A run of records
----

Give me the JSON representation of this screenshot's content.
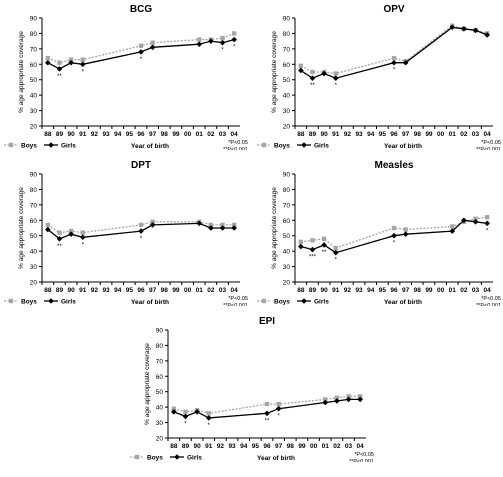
{
  "colors": {
    "boys": "#a6a6a6",
    "girls": "#000000",
    "axis": "#000000"
  },
  "common": {
    "ylabel": "% age appropriate coverage",
    "xlabel": "Year of birth",
    "legend": [
      "Boys",
      "Girls"
    ],
    "sig_lines": [
      "*P<0.05",
      "**P<0.001"
    ]
  },
  "chart_data": [
    {
      "type": "line",
      "title": "BCG",
      "x": [
        "88",
        "89",
        "90",
        "91",
        "92",
        "93",
        "94",
        "95",
        "96",
        "97",
        "98",
        "99",
        "00",
        "01",
        "02",
        "03",
        "04"
      ],
      "ylim": [
        20,
        90
      ],
      "yticks": [
        20,
        30,
        40,
        50,
        60,
        70,
        80,
        90
      ],
      "ylabel": "% age appropriate coverage",
      "xlabel": "Year of birth",
      "legend_position": "bottom-left",
      "series": [
        {
          "name": "Boys",
          "line": "dotted",
          "marker": "square",
          "points": [
            [
              "88",
              64
            ],
            [
              "89",
              61
            ],
            [
              "90",
              63
            ],
            [
              "91",
              63
            ],
            [
              "96",
              72
            ],
            [
              "97",
              74
            ],
            [
              "01",
              76
            ],
            [
              "02",
              76
            ],
            [
              "03",
              77
            ],
            [
              "04",
              80
            ]
          ]
        },
        {
          "name": "Girls",
          "line": "solid",
          "marker": "diamond",
          "points": [
            [
              "88",
              61
            ],
            [
              "89",
              57
            ],
            [
              "90",
              61
            ],
            [
              "91",
              60
            ],
            [
              "96",
              68
            ],
            [
              "97",
              71
            ],
            [
              "01",
              73
            ],
            [
              "02",
              75
            ],
            [
              "03",
              74
            ],
            [
              "04",
              76
            ]
          ]
        }
      ],
      "significance_marks": [
        [
          "89",
          "**"
        ],
        [
          "91",
          "*"
        ],
        [
          "96",
          "*"
        ],
        [
          "03",
          "*"
        ],
        [
          "04",
          "*"
        ]
      ]
    },
    {
      "type": "line",
      "title": "OPV",
      "x": [
        "88",
        "89",
        "90",
        "91",
        "92",
        "93",
        "94",
        "95",
        "96",
        "97",
        "98",
        "99",
        "00",
        "01",
        "02",
        "03",
        "04"
      ],
      "ylim": [
        20,
        90
      ],
      "yticks": [
        20,
        30,
        40,
        50,
        60,
        70,
        80,
        90
      ],
      "ylabel": "% age appropriate coverage",
      "xlabel": "Year of birth",
      "legend_position": "bottom-left",
      "series": [
        {
          "name": "Boys",
          "line": "dotted",
          "marker": "square",
          "points": [
            [
              "88",
              59
            ],
            [
              "89",
              55
            ],
            [
              "90",
              55
            ],
            [
              "91",
              54
            ],
            [
              "96",
              64
            ],
            [
              "97",
              62
            ],
            [
              "01",
              85
            ],
            [
              "02",
              83
            ],
            [
              "03",
              82
            ],
            [
              "04",
              80
            ]
          ]
        },
        {
          "name": "Girls",
          "line": "solid",
          "marker": "diamond",
          "points": [
            [
              "88",
              56
            ],
            [
              "89",
              51
            ],
            [
              "90",
              54
            ],
            [
              "91",
              51
            ],
            [
              "96",
              61
            ],
            [
              "97",
              61
            ],
            [
              "01",
              84
            ],
            [
              "02",
              83
            ],
            [
              "03",
              82
            ],
            [
              "04",
              79
            ]
          ]
        }
      ],
      "significance_marks": [
        [
          "89",
          "**"
        ],
        [
          "91",
          "*"
        ],
        [
          "96",
          "*"
        ]
      ]
    },
    {
      "type": "line",
      "title": "DPT",
      "x": [
        "88",
        "89",
        "90",
        "91",
        "92",
        "93",
        "94",
        "95",
        "96",
        "97",
        "98",
        "99",
        "00",
        "01",
        "02",
        "03",
        "04"
      ],
      "ylim": [
        20,
        90
      ],
      "yticks": [
        20,
        30,
        40,
        50,
        60,
        70,
        80,
        90
      ],
      "ylabel": "% age appropriate coverage",
      "xlabel": "Year of birth",
      "legend_position": "bottom-left",
      "series": [
        {
          "name": "Boys",
          "line": "dotted",
          "marker": "square",
          "points": [
            [
              "88",
              57
            ],
            [
              "89",
              52
            ],
            [
              "90",
              53
            ],
            [
              "91",
              52
            ],
            [
              "96",
              57
            ],
            [
              "97",
              59
            ],
            [
              "01",
              59
            ],
            [
              "02",
              57
            ],
            [
              "03",
              57
            ],
            [
              "04",
              57
            ]
          ]
        },
        {
          "name": "Girls",
          "line": "solid",
          "marker": "diamond",
          "points": [
            [
              "88",
              54
            ],
            [
              "89",
              48
            ],
            [
              "90",
              51
            ],
            [
              "91",
              49
            ],
            [
              "96",
              53
            ],
            [
              "97",
              57
            ],
            [
              "01",
              58
            ],
            [
              "02",
              55
            ],
            [
              "03",
              55
            ],
            [
              "04",
              55
            ]
          ]
        }
      ],
      "significance_marks": [
        [
          "89",
          "**"
        ],
        [
          "91",
          "*"
        ],
        [
          "96",
          "*"
        ]
      ]
    },
    {
      "type": "line",
      "title": "Measles",
      "x": [
        "88",
        "89",
        "90",
        "91",
        "92",
        "93",
        "94",
        "95",
        "96",
        "97",
        "98",
        "99",
        "00",
        "01",
        "02",
        "03",
        "04"
      ],
      "ylim": [
        20,
        90
      ],
      "yticks": [
        20,
        30,
        40,
        50,
        60,
        70,
        80,
        90
      ],
      "ylabel": "% age appropriate coverage",
      "xlabel": "Year of birth",
      "legend_position": "bottom-left",
      "series": [
        {
          "name": "Boys",
          "line": "dotted",
          "marker": "square",
          "points": [
            [
              "88",
              46
            ],
            [
              "89",
              47
            ],
            [
              "90",
              48
            ],
            [
              "91",
              42
            ],
            [
              "96",
              55
            ],
            [
              "97",
              54
            ],
            [
              "01",
              56
            ],
            [
              "02",
              59
            ],
            [
              "03",
              61
            ],
            [
              "04",
              62
            ]
          ]
        },
        {
          "name": "Girls",
          "line": "solid",
          "marker": "diamond",
          "points": [
            [
              "88",
              43
            ],
            [
              "89",
              41
            ],
            [
              "90",
              44
            ],
            [
              "91",
              39
            ],
            [
              "96",
              50
            ],
            [
              "97",
              51
            ],
            [
              "01",
              53
            ],
            [
              "02",
              60
            ],
            [
              "03",
              59
            ],
            [
              "04",
              58
            ]
          ]
        }
      ],
      "significance_marks": [
        [
          "89",
          "***"
        ],
        [
          "90",
          "**"
        ],
        [
          "91",
          "*"
        ],
        [
          "96",
          "*"
        ],
        [
          "04",
          "*"
        ]
      ]
    },
    {
      "type": "line",
      "title": "EPI",
      "x": [
        "88",
        "89",
        "90",
        "91",
        "92",
        "93",
        "94",
        "95",
        "96",
        "97",
        "98",
        "99",
        "00",
        "01",
        "02",
        "03",
        "04"
      ],
      "ylim": [
        20,
        90
      ],
      "yticks": [
        20,
        30,
        40,
        50,
        60,
        70,
        80,
        90
      ],
      "ylabel": "% age appropriate coverage",
      "xlabel": "Year of birth",
      "legend_position": "bottom-left",
      "series": [
        {
          "name": "Boys",
          "line": "dotted",
          "marker": "square",
          "points": [
            [
              "88",
              39
            ],
            [
              "89",
              37
            ],
            [
              "90",
              38
            ],
            [
              "91",
              36
            ],
            [
              "96",
              42
            ],
            [
              "97",
              42
            ],
            [
              "01",
              45
            ],
            [
              "02",
              46
            ],
            [
              "03",
              47
            ],
            [
              "04",
              47
            ]
          ]
        },
        {
          "name": "Girls",
          "line": "solid",
          "marker": "diamond",
          "points": [
            [
              "88",
              37
            ],
            [
              "89",
              34
            ],
            [
              "90",
              37
            ],
            [
              "91",
              33
            ],
            [
              "96",
              36
            ],
            [
              "97",
              39
            ],
            [
              "01",
              43
            ],
            [
              "02",
              44
            ],
            [
              "03",
              45
            ],
            [
              "04",
              45
            ]
          ]
        }
      ],
      "significance_marks": [
        [
          "89",
          "*"
        ],
        [
          "91",
          "*"
        ],
        [
          "96",
          "**"
        ],
        [
          "97",
          "*"
        ]
      ]
    }
  ]
}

----

Show all lines from the records above where the word "title" occurs.

      "title": "BCG",
      "title": "OPV",
      "title": "DPT",
      "title": "Measles",
      "title": "EPI",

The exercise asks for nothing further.